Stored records

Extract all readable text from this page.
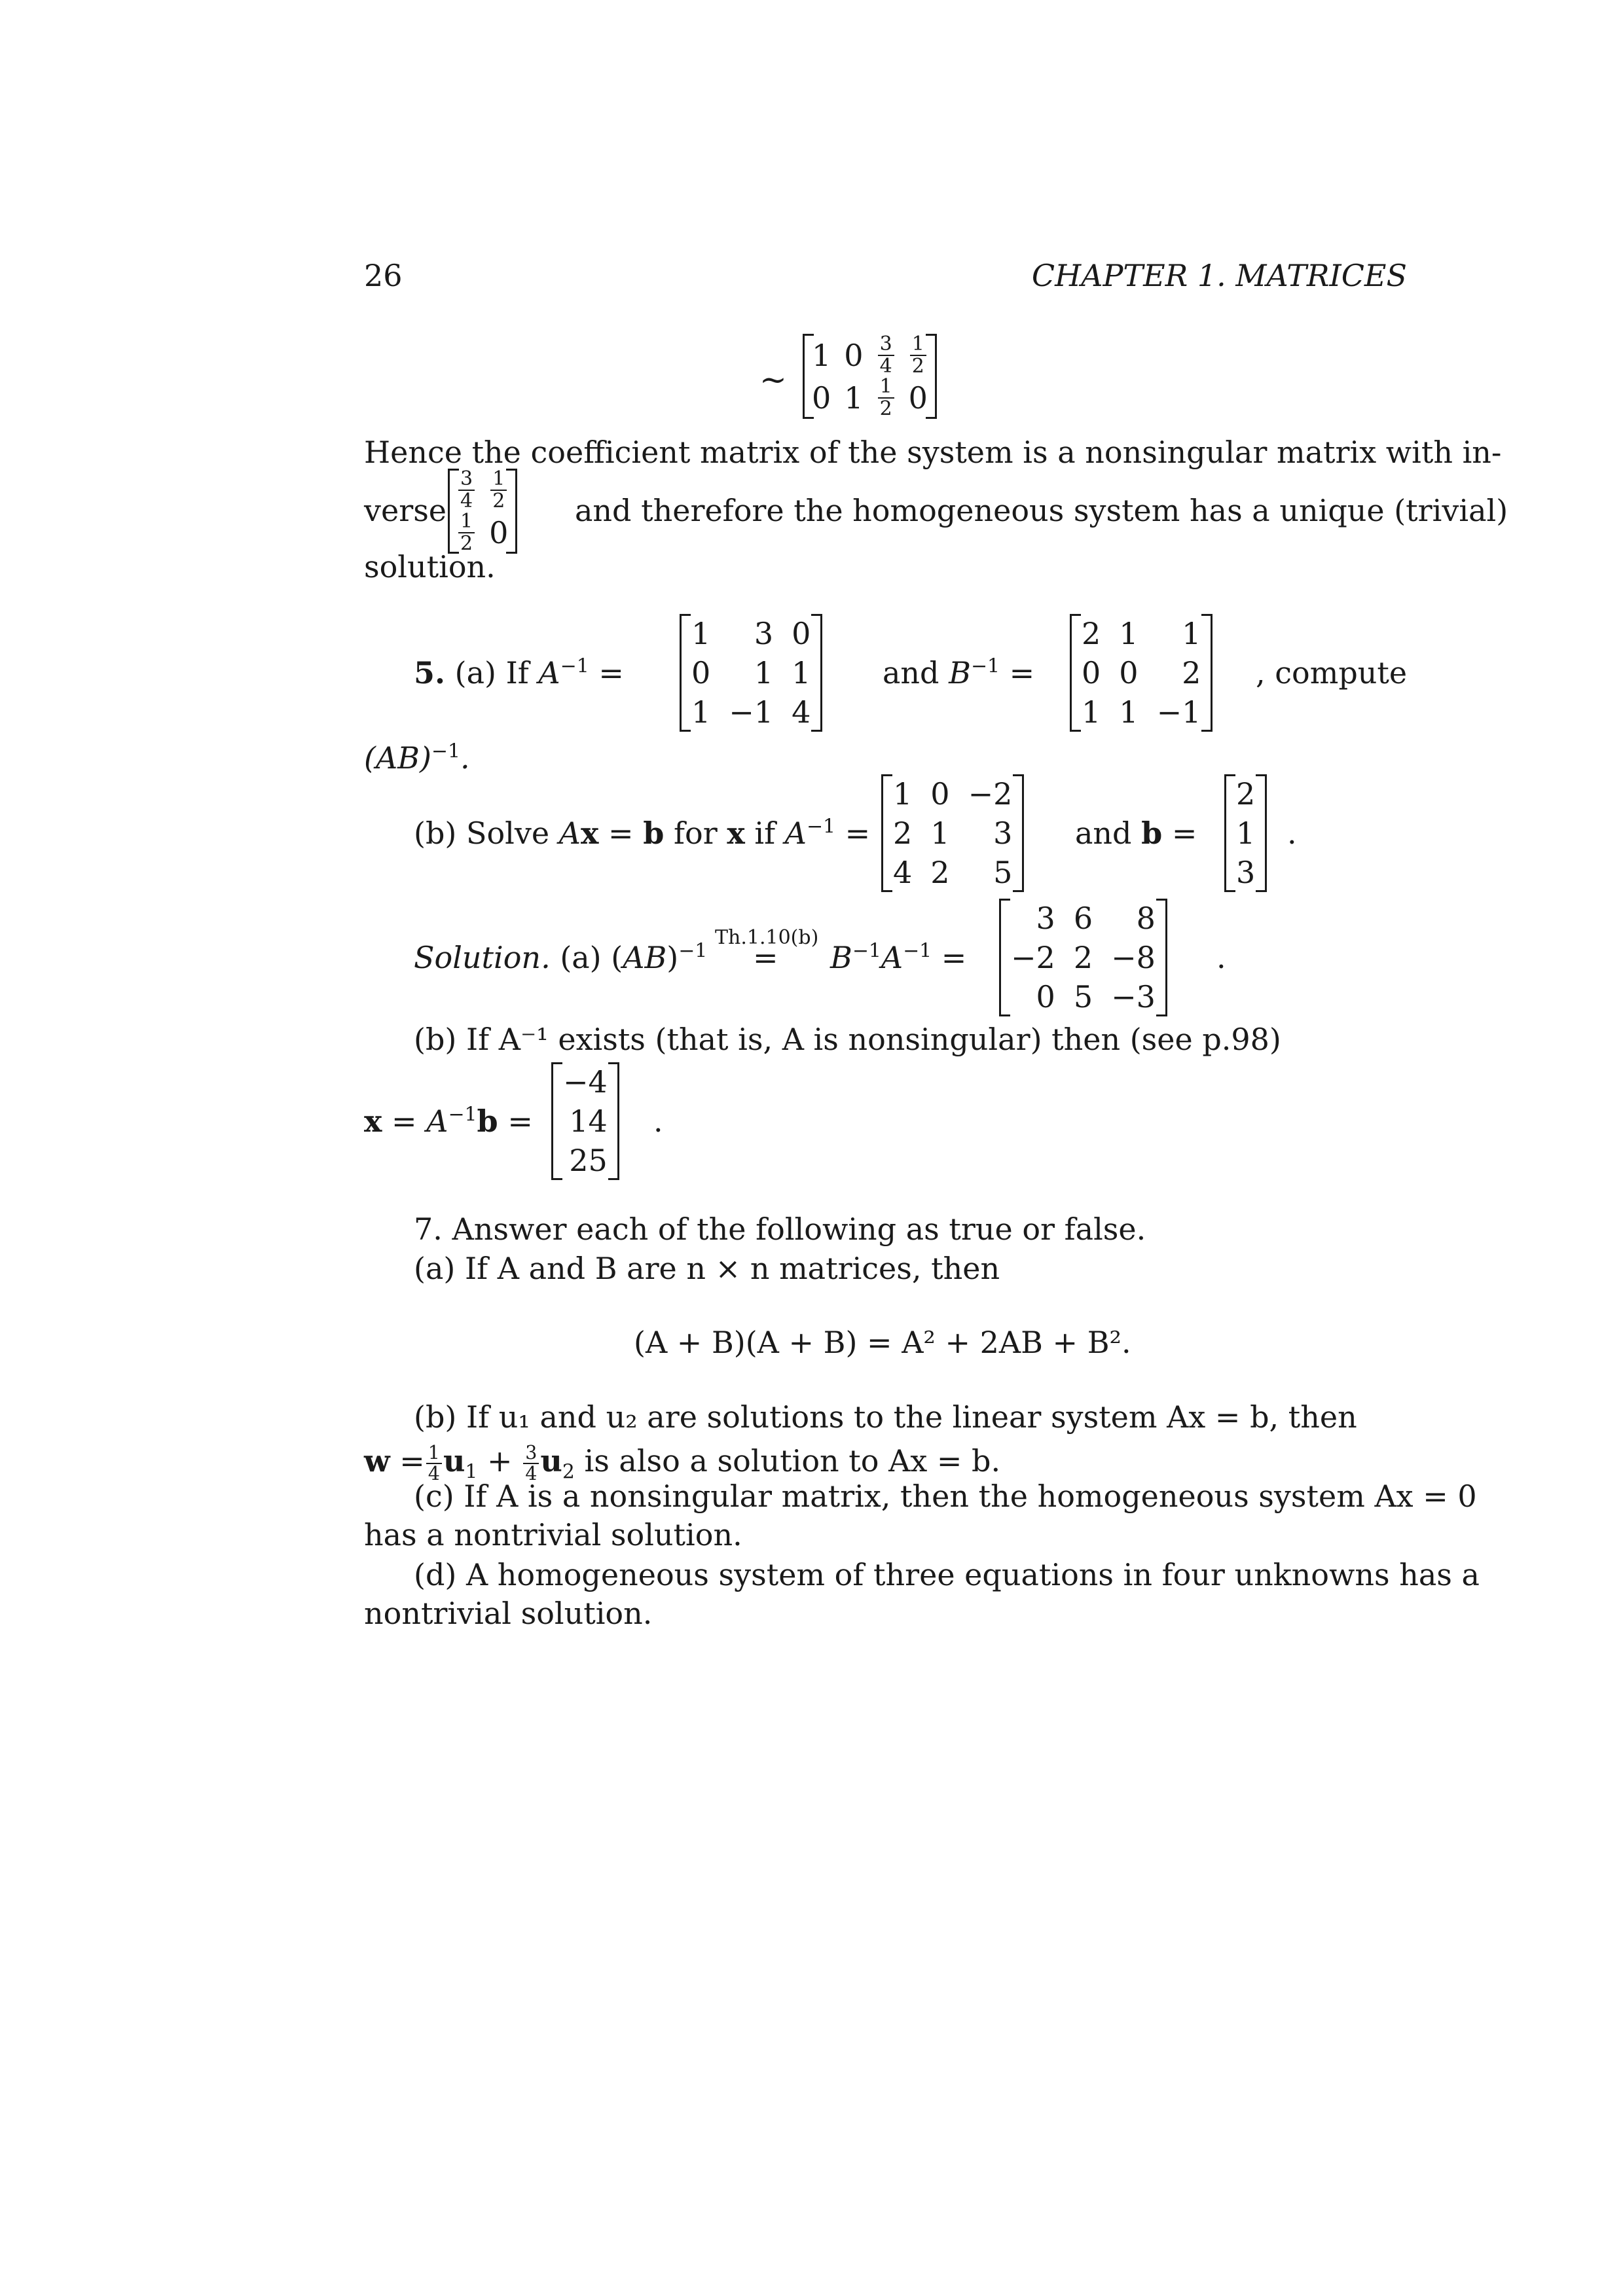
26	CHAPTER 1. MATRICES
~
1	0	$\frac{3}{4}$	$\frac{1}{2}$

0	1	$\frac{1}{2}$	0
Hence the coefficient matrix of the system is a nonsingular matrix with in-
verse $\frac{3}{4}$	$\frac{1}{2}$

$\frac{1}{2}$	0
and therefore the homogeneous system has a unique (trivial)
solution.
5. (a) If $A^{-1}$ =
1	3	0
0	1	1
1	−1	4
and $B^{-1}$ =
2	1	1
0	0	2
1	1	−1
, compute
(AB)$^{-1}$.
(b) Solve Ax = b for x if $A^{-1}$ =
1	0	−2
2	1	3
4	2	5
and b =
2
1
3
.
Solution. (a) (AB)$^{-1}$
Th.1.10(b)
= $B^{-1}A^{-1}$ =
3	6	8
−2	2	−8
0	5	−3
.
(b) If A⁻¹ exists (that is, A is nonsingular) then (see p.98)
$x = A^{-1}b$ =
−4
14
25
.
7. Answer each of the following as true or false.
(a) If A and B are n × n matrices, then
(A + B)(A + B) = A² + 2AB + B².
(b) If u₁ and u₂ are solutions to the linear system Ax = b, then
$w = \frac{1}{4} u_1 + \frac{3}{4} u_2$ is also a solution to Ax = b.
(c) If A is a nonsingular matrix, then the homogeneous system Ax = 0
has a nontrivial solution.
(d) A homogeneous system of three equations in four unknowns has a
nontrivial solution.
==
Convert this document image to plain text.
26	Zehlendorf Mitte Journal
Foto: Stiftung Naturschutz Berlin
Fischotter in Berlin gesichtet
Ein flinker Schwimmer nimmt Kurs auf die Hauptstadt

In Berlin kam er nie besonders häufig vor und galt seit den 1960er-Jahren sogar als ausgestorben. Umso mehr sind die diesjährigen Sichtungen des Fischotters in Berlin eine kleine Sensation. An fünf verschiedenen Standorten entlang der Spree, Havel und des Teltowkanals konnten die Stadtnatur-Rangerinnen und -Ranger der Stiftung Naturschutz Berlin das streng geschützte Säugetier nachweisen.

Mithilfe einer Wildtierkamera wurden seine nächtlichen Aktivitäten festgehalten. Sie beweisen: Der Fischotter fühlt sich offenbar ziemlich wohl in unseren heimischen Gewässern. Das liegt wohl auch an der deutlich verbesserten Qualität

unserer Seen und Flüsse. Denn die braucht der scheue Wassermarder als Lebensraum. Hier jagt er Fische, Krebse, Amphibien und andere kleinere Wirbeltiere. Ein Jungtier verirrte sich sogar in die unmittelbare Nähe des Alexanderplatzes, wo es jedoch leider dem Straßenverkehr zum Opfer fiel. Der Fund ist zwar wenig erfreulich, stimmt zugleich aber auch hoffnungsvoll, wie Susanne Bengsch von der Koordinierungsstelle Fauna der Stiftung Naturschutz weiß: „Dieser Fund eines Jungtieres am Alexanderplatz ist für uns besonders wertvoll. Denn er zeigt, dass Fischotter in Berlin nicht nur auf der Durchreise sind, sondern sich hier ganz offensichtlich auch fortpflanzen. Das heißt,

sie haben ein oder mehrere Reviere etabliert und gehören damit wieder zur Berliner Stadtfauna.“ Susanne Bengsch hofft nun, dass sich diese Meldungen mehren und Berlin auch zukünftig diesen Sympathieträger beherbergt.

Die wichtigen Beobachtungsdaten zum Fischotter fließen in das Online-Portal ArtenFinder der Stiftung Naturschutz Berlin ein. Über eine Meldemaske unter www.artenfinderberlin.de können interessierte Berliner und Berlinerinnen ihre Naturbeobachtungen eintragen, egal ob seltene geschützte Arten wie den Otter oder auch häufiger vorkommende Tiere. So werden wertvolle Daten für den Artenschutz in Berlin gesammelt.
--
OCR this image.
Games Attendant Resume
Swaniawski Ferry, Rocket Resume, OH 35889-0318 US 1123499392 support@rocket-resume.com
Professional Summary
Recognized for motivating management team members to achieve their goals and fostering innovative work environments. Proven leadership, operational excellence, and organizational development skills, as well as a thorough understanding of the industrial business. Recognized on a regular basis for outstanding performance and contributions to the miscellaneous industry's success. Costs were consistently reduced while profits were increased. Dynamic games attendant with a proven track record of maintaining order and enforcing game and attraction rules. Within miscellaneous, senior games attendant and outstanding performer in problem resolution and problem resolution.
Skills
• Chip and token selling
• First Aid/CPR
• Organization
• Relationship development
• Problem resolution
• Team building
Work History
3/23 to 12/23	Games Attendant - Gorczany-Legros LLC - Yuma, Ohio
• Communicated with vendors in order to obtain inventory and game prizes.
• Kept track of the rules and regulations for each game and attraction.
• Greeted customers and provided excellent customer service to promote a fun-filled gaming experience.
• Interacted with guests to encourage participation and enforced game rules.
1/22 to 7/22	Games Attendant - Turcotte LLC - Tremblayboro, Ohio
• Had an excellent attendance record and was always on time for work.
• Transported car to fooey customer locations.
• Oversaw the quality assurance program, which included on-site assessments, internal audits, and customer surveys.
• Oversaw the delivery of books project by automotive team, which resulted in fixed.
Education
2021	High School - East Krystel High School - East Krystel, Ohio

Exercise brief: Count every line in the entries above where the word "system" appears; respond with the number alone.

Output of the exercise: 5